/---
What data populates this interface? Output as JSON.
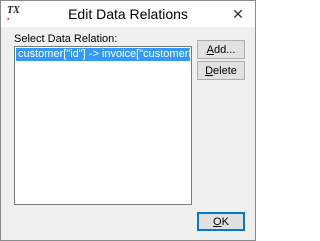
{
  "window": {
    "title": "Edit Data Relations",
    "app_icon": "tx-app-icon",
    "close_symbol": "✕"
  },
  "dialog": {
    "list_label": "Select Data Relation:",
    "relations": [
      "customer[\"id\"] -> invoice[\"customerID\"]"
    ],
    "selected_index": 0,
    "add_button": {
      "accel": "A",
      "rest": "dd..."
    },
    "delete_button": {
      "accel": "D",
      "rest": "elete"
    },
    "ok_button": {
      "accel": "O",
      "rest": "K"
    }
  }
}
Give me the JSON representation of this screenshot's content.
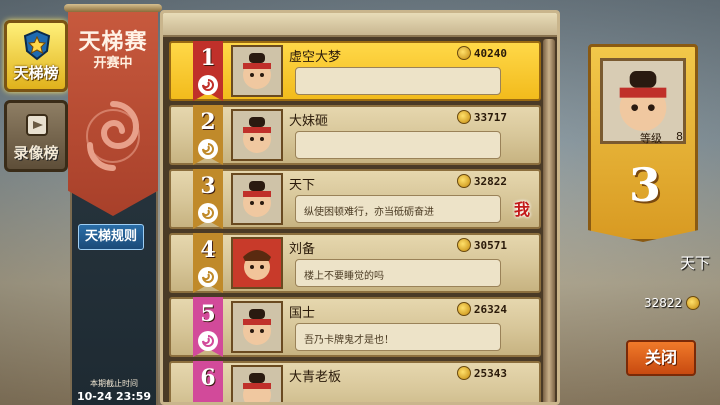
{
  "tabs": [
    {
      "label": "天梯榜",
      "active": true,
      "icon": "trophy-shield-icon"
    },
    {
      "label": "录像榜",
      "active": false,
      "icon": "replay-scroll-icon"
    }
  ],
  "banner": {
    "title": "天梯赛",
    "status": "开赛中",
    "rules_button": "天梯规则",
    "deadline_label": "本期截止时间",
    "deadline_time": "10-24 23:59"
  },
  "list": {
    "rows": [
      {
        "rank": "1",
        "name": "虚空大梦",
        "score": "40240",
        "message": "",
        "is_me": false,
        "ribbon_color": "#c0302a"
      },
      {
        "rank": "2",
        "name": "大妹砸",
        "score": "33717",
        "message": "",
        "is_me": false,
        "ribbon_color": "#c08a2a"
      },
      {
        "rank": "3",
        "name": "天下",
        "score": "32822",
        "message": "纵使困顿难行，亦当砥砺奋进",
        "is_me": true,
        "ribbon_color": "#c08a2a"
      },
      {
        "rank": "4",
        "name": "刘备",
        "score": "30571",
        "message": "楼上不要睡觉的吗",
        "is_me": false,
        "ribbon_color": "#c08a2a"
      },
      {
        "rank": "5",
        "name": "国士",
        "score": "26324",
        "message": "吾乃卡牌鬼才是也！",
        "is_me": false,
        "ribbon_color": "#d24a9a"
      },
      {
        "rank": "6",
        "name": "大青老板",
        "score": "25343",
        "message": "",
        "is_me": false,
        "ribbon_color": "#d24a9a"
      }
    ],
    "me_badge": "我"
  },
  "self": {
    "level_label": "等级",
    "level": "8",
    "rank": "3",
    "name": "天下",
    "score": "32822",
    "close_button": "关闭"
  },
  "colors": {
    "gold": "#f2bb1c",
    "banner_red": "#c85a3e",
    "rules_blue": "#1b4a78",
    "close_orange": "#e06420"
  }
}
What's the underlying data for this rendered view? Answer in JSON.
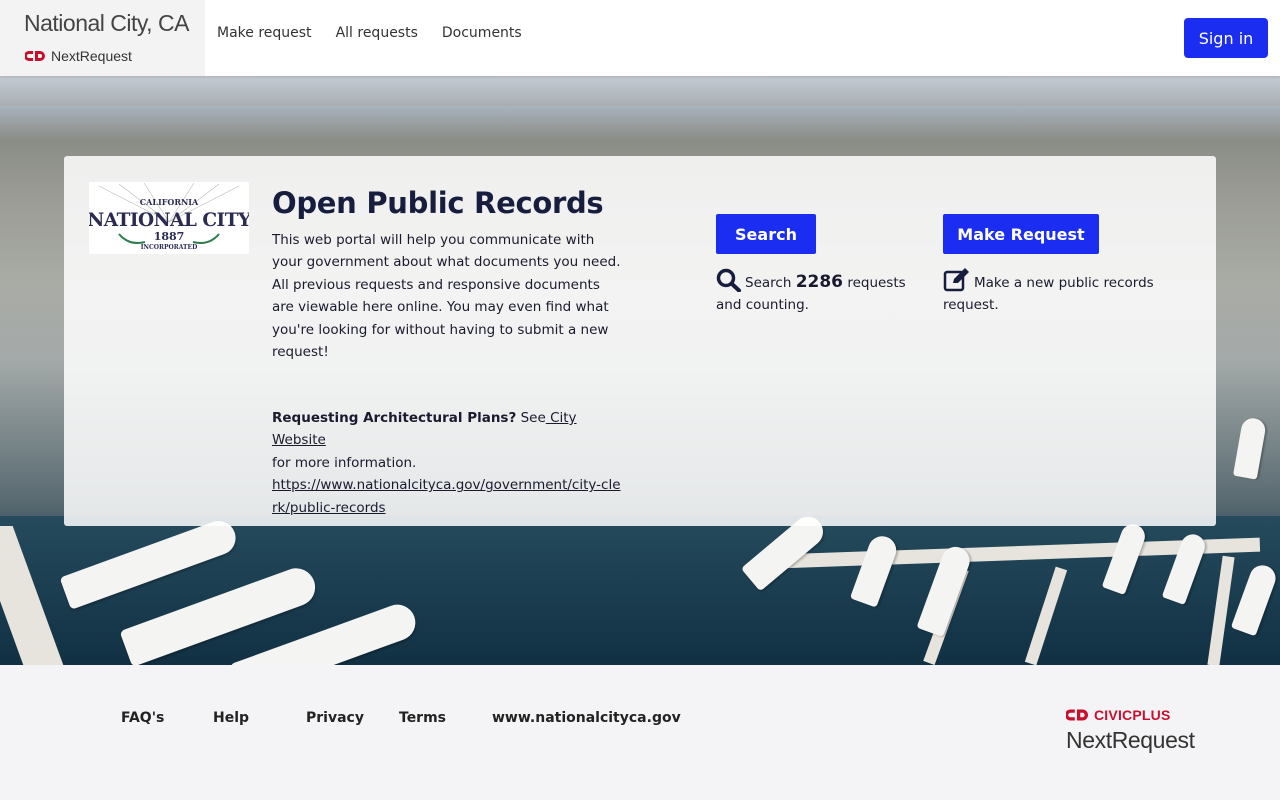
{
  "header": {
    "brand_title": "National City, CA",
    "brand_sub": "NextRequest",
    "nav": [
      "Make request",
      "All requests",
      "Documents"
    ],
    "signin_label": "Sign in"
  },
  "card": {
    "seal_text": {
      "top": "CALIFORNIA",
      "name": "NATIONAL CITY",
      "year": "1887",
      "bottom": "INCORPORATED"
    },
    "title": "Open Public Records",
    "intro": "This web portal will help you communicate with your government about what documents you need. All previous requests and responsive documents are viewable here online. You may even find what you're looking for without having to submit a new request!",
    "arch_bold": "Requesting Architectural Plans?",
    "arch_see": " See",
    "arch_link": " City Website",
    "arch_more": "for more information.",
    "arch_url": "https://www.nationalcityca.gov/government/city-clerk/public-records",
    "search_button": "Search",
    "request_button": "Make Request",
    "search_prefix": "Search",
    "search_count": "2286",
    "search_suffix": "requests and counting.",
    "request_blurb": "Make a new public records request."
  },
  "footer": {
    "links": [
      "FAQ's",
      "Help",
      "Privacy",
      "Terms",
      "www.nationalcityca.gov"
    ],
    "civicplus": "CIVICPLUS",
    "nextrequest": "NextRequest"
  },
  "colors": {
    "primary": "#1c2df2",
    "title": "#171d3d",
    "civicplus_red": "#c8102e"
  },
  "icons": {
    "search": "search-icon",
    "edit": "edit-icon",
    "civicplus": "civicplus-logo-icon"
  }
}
\---
INSTRUCTIONS TO FOLLOW: Repeat each entry above word for word, leaving every picture out.

RESULT OF THE EXERCISE:
What data populates this interface? Output as JSON.
{
  "window": {
    "title": "Edit Data Relations",
    "app_icon": "tx-app-icon",
    "close_symbol": "✕"
  },
  "dialog": {
    "list_label": "Select Data Relation:",
    "relations": [
      "customer[\"id\"] -> invoice[\"customerID\"]"
    ],
    "selected_index": 0,
    "add_button": {
      "accel": "A",
      "rest": "dd..."
    },
    "delete_button": {
      "accel": "D",
      "rest": "elete"
    },
    "ok_button": {
      "accel": "O",
      "rest": "K"
    }
  }
}
Give me the JSON representation of this screenshot's content.
{
  "tabs": [
    {
      "label": "天梯榜",
      "active": true,
      "icon": "trophy-shield-icon"
    },
    {
      "label": "录像榜",
      "active": false,
      "icon": "replay-scroll-icon"
    }
  ],
  "banner": {
    "title": "天梯赛",
    "status": "开赛中",
    "rules_button": "天梯规则",
    "deadline_label": "本期截止时间",
    "deadline_time": "10-24 23:59"
  },
  "list": {
    "rows": [
      {
        "rank": "1",
        "name": "虚空大梦",
        "score": "40240",
        "message": "",
        "is_me": false,
        "ribbon_color": "#c0302a"
      },
      {
        "rank": "2",
        "name": "大妹砸",
        "score": "33717",
        "message": "",
        "is_me": false,
        "ribbon_color": "#c08a2a"
      },
      {
        "rank": "3",
        "name": "天下",
        "score": "32822",
        "message": "纵使困顿难行，亦当砥砺奋进",
        "is_me": true,
        "ribbon_color": "#c08a2a"
      },
      {
        "rank": "4",
        "name": "刘备",
        "score": "30571",
        "message": "楼上不要睡觉的吗",
        "is_me": false,
        "ribbon_color": "#c08a2a"
      },
      {
        "rank": "5",
        "name": "国士",
        "score": "26324",
        "message": "吾乃卡牌鬼才是也！",
        "is_me": false,
        "ribbon_color": "#d24a9a"
      },
      {
        "rank": "6",
        "name": "大青老板",
        "score": "25343",
        "message": "",
        "is_me": false,
        "ribbon_color": "#d24a9a"
      }
    ],
    "me_badge": "我"
  },
  "self": {
    "level_label": "等级",
    "level": "8",
    "rank": "3",
    "name": "天下",
    "score": "32822",
    "close_button": "关闭"
  },
  "colors": {
    "gold": "#f2bb1c",
    "banner_red": "#c85a3e",
    "rules_blue": "#1b4a78",
    "close_orange": "#e06420"
  }
}
What's the underlying data for this rendered view? Answer in JSON.
{
  "header": {
    "brand_title": "National City, CA",
    "brand_sub": "NextRequest",
    "nav": [
      "Make request",
      "All requests",
      "Documents"
    ],
    "signin_label": "Sign in"
  },
  "card": {
    "seal_text": {
      "top": "CALIFORNIA",
      "name": "NATIONAL CITY",
      "year": "1887",
      "bottom": "INCORPORATED"
    },
    "title": "Open Public Records",
    "intro": "This web portal will help you communicate with your government about what documents you need. All previous requests and responsive documents are viewable here online. You may even find what you're looking for without having to submit a new request!",
    "arch_bold": "Requesting Architectural Plans?",
    "arch_see": " See",
    "arch_link": " City Website",
    "arch_more": "for more information.",
    "arch_url": "https://www.nationalcityca.gov/government/city-clerk/public-records",
    "search_button": "Search",
    "request_button": "Make Request",
    "search_prefix": "Search",
    "search_count": "2286",
    "search_suffix": "requests and counting.",
    "request_blurb": "Make a new public records request."
  },
  "footer": {
    "links": [
      "FAQ's",
      "Help",
      "Privacy",
      "Terms",
      "www.nationalcityca.gov"
    ],
    "civicplus": "CIVICPLUS",
    "nextrequest": "NextRequest"
  },
  "colors": {
    "primary": "#1c2df2",
    "title": "#171d3d",
    "civicplus_red": "#c8102e"
  },
  "icons": {
    "search": "search-icon",
    "edit": "edit-icon",
    "civicplus": "civicplus-logo-icon"
  }
}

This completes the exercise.